-- Start WORKING DATA --

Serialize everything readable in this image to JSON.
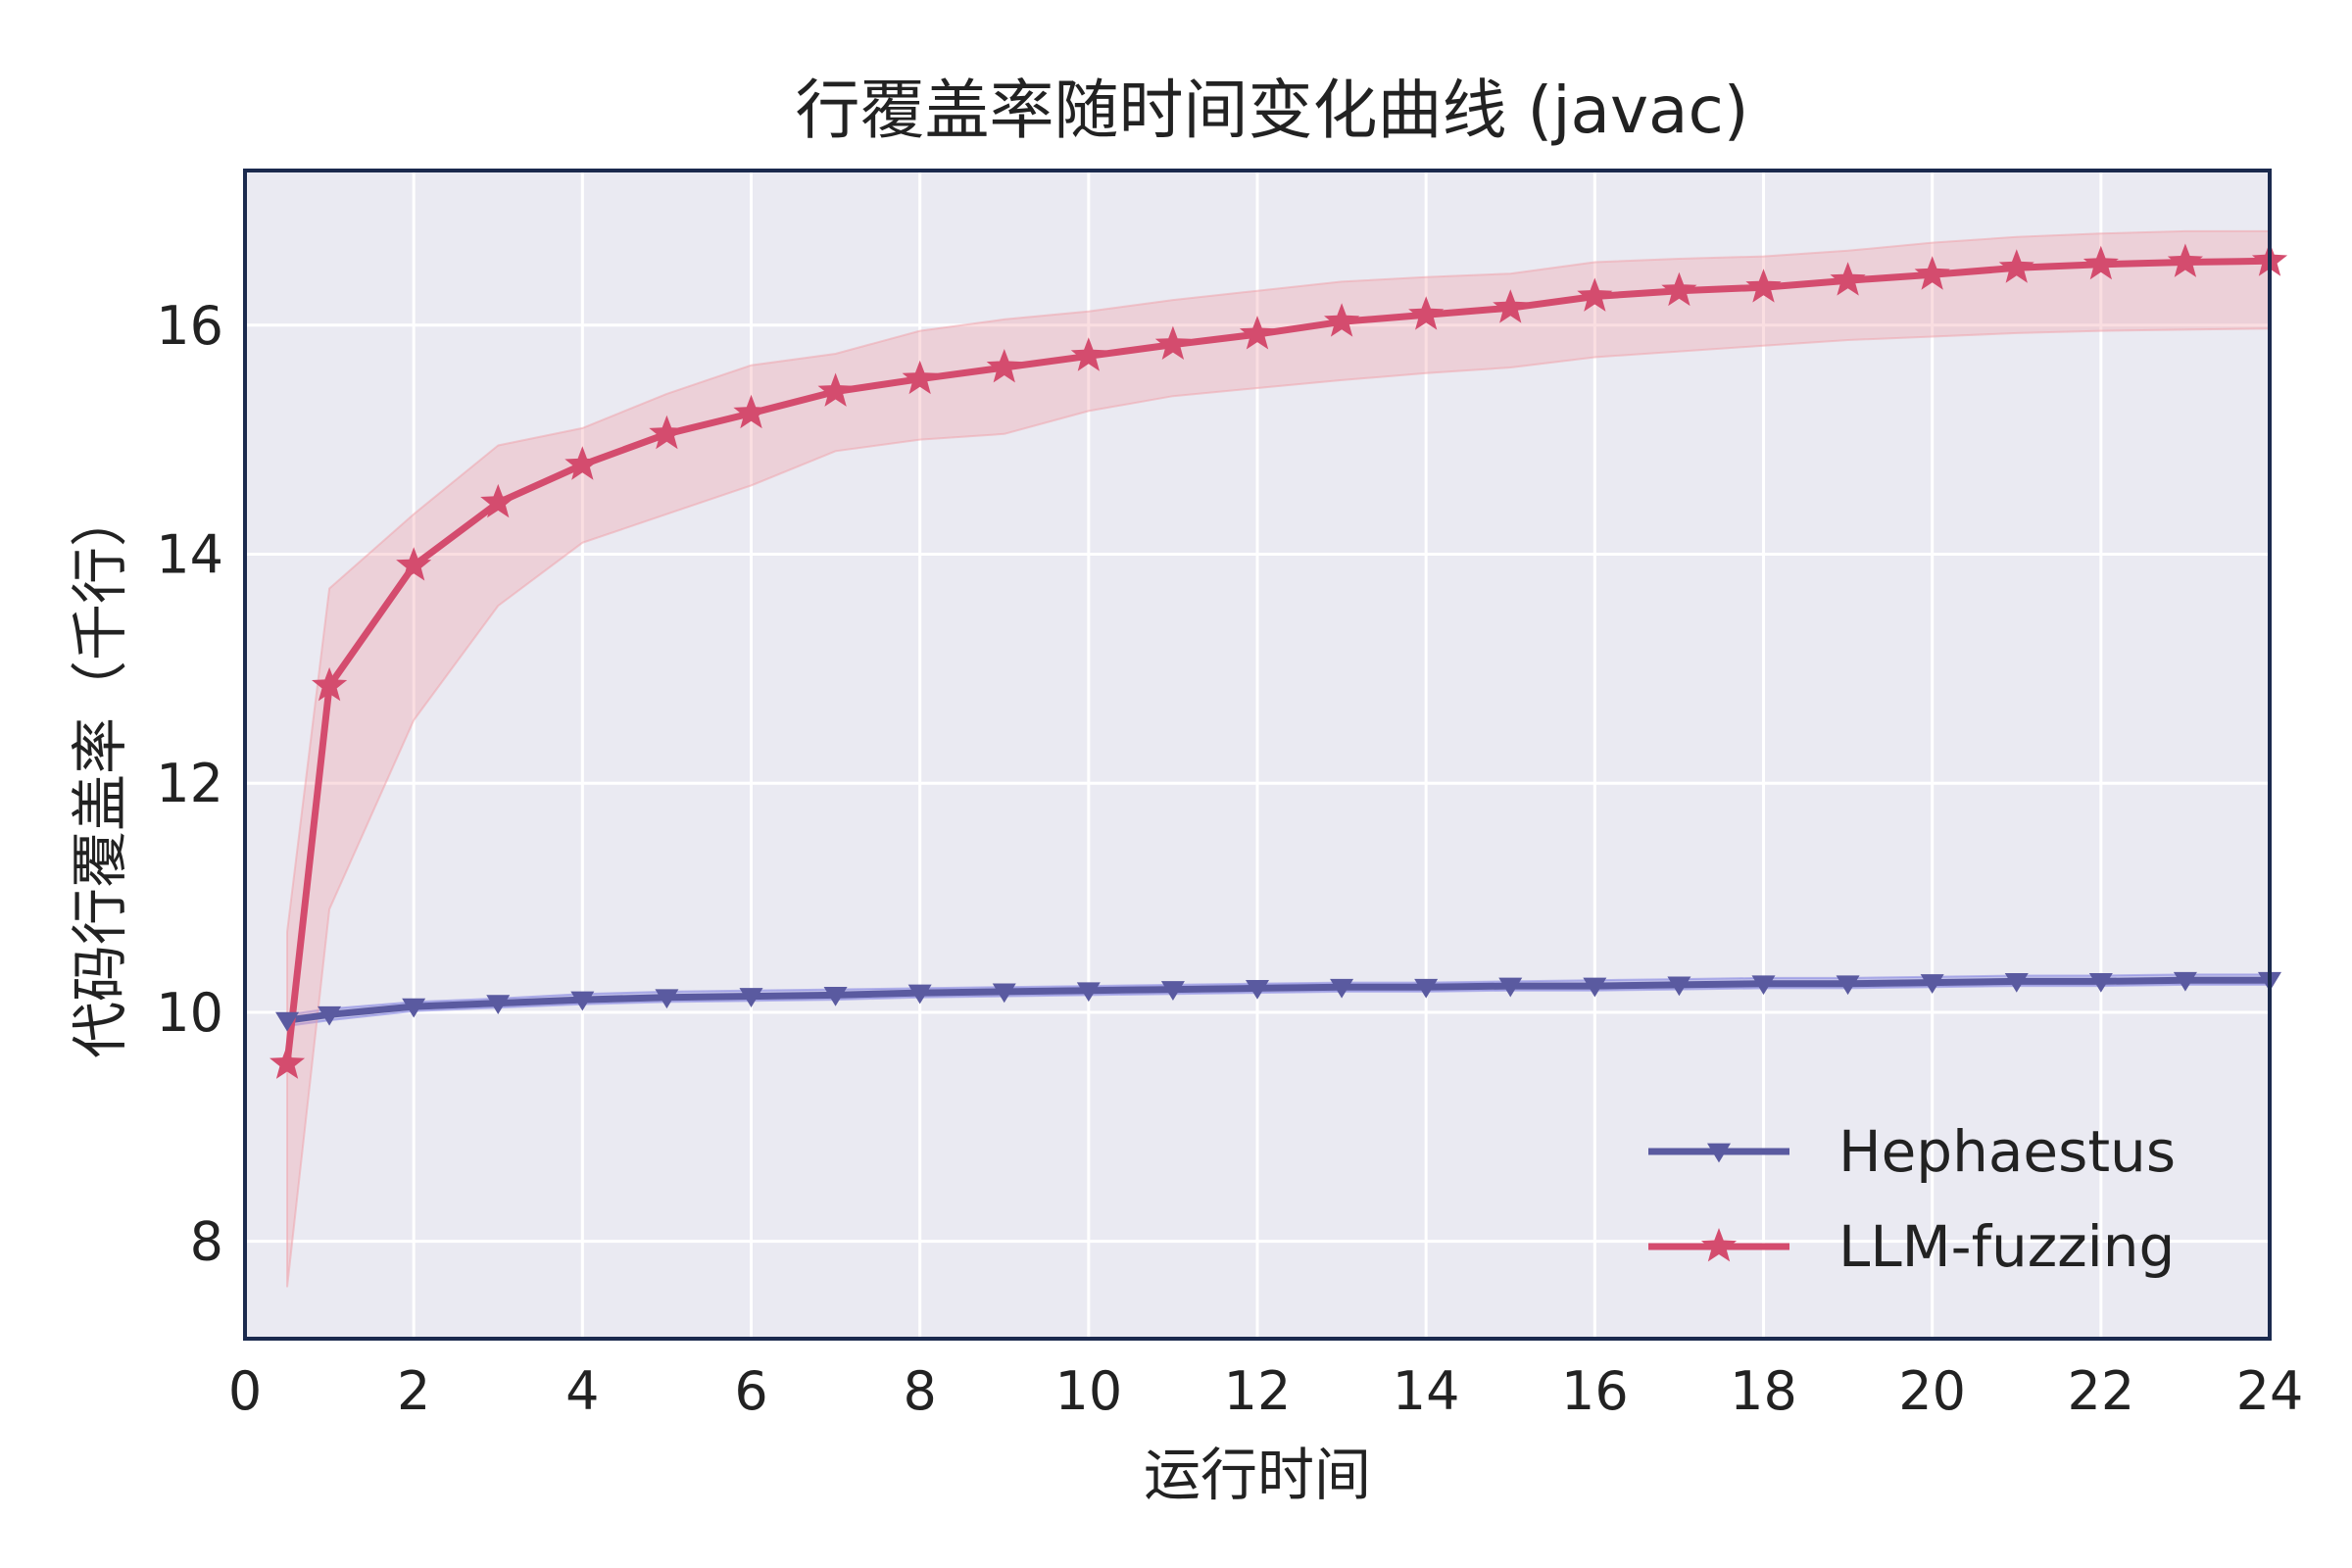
{
  "chart_data": {
    "type": "line",
    "title": "行覆盖率随时间变化曲线 (javac)",
    "xlabel": "运行时间",
    "ylabel": "代码行覆盖率（千行）",
    "xlim": [
      0,
      24
    ],
    "ylim": [
      7.15,
      17.35
    ],
    "xticks": [
      0,
      2,
      4,
      6,
      8,
      10,
      12,
      14,
      16,
      18,
      20,
      22,
      24
    ],
    "yticks": [
      8,
      10,
      12,
      14,
      16
    ],
    "grid": true,
    "legend_position": "lower-right",
    "x": [
      0.5,
      1,
      2,
      3,
      4,
      5,
      6,
      7,
      8,
      9,
      10,
      11,
      12,
      13,
      14,
      15,
      16,
      17,
      18,
      19,
      20,
      21,
      22,
      23,
      24
    ],
    "series": [
      {
        "name": "Hephaestus",
        "color": "#5a5aa0",
        "band_color": "#7b7be0",
        "marker": "triangle-down",
        "values": [
          9.93,
          9.98,
          10.05,
          10.08,
          10.11,
          10.13,
          10.14,
          10.15,
          10.17,
          10.18,
          10.19,
          10.2,
          10.21,
          10.22,
          10.22,
          10.23,
          10.23,
          10.24,
          10.25,
          10.25,
          10.26,
          10.27,
          10.27,
          10.28,
          10.28
        ],
        "band_low": [
          9.88,
          9.93,
          10.01,
          10.04,
          10.07,
          10.09,
          10.1,
          10.11,
          10.13,
          10.14,
          10.15,
          10.16,
          10.17,
          10.18,
          10.18,
          10.19,
          10.19,
          10.2,
          10.21,
          10.21,
          10.22,
          10.23,
          10.23,
          10.24,
          10.24
        ],
        "band_high": [
          9.98,
          10.03,
          10.09,
          10.12,
          10.16,
          10.18,
          10.19,
          10.2,
          10.21,
          10.22,
          10.23,
          10.24,
          10.25,
          10.26,
          10.26,
          10.27,
          10.28,
          10.29,
          10.3,
          10.3,
          10.31,
          10.32,
          10.32,
          10.33,
          10.33
        ]
      },
      {
        "name": "LLM-fuzzing",
        "color": "#d44c6e",
        "band_color": "#f0a0a8",
        "marker": "star",
        "values": [
          9.55,
          12.85,
          13.9,
          14.45,
          14.78,
          15.05,
          15.23,
          15.42,
          15.53,
          15.63,
          15.73,
          15.83,
          15.92,
          16.03,
          16.09,
          16.15,
          16.25,
          16.3,
          16.33,
          16.39,
          16.44,
          16.5,
          16.53,
          16.55,
          16.56
        ],
        "band_low": [
          7.6,
          10.9,
          12.55,
          13.55,
          14.1,
          14.35,
          14.6,
          14.9,
          15.0,
          15.05,
          15.25,
          15.38,
          15.45,
          15.52,
          15.58,
          15.63,
          15.72,
          15.77,
          15.82,
          15.87,
          15.9,
          15.93,
          15.95,
          15.96,
          15.97
        ],
        "band_high": [
          10.7,
          13.7,
          14.35,
          14.95,
          15.1,
          15.4,
          15.65,
          15.75,
          15.95,
          16.05,
          16.12,
          16.22,
          16.3,
          16.38,
          16.42,
          16.45,
          16.55,
          16.58,
          16.6,
          16.65,
          16.72,
          16.77,
          16.8,
          16.82,
          16.82
        ]
      }
    ]
  }
}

-- End WORKING DATA --

INSTRUCTIONS FOR THE TASK: Reproduce every line exactly and omit all pictures.

FULL RESPONSE:
Serialize everything readable in this image to JSON.
{
  "chart_data": {
    "type": "line",
    "title": "行覆盖率随时间变化曲线 (javac)",
    "xlabel": "运行时间",
    "ylabel": "代码行覆盖率（千行）",
    "xlim": [
      0,
      24
    ],
    "ylim": [
      7.15,
      17.35
    ],
    "xticks": [
      0,
      2,
      4,
      6,
      8,
      10,
      12,
      14,
      16,
      18,
      20,
      22,
      24
    ],
    "yticks": [
      8,
      10,
      12,
      14,
      16
    ],
    "grid": true,
    "legend_position": "lower-right",
    "x": [
      0.5,
      1,
      2,
      3,
      4,
      5,
      6,
      7,
      8,
      9,
      10,
      11,
      12,
      13,
      14,
      15,
      16,
      17,
      18,
      19,
      20,
      21,
      22,
      23,
      24
    ],
    "series": [
      {
        "name": "Hephaestus",
        "color": "#5a5aa0",
        "band_color": "#7b7be0",
        "marker": "triangle-down",
        "values": [
          9.93,
          9.98,
          10.05,
          10.08,
          10.11,
          10.13,
          10.14,
          10.15,
          10.17,
          10.18,
          10.19,
          10.2,
          10.21,
          10.22,
          10.22,
          10.23,
          10.23,
          10.24,
          10.25,
          10.25,
          10.26,
          10.27,
          10.27,
          10.28,
          10.28
        ],
        "band_low": [
          9.88,
          9.93,
          10.01,
          10.04,
          10.07,
          10.09,
          10.1,
          10.11,
          10.13,
          10.14,
          10.15,
          10.16,
          10.17,
          10.18,
          10.18,
          10.19,
          10.19,
          10.2,
          10.21,
          10.21,
          10.22,
          10.23,
          10.23,
          10.24,
          10.24
        ],
        "band_high": [
          9.98,
          10.03,
          10.09,
          10.12,
          10.16,
          10.18,
          10.19,
          10.2,
          10.21,
          10.22,
          10.23,
          10.24,
          10.25,
          10.26,
          10.26,
          10.27,
          10.28,
          10.29,
          10.3,
          10.3,
          10.31,
          10.32,
          10.32,
          10.33,
          10.33
        ]
      },
      {
        "name": "LLM-fuzzing",
        "color": "#d44c6e",
        "band_color": "#f0a0a8",
        "marker": "star",
        "values": [
          9.55,
          12.85,
          13.9,
          14.45,
          14.78,
          15.05,
          15.23,
          15.42,
          15.53,
          15.63,
          15.73,
          15.83,
          15.92,
          16.03,
          16.09,
          16.15,
          16.25,
          16.3,
          16.33,
          16.39,
          16.44,
          16.5,
          16.53,
          16.55,
          16.56
        ],
        "band_low": [
          7.6,
          10.9,
          12.55,
          13.55,
          14.1,
          14.35,
          14.6,
          14.9,
          15.0,
          15.05,
          15.25,
          15.38,
          15.45,
          15.52,
          15.58,
          15.63,
          15.72,
          15.77,
          15.82,
          15.87,
          15.9,
          15.93,
          15.95,
          15.96,
          15.97
        ],
        "band_high": [
          10.7,
          13.7,
          14.35,
          14.95,
          15.1,
          15.4,
          15.65,
          15.75,
          15.95,
          16.05,
          16.12,
          16.22,
          16.3,
          16.38,
          16.42,
          16.45,
          16.55,
          16.58,
          16.6,
          16.65,
          16.72,
          16.77,
          16.8,
          16.82,
          16.82
        ]
      }
    ]
  }
}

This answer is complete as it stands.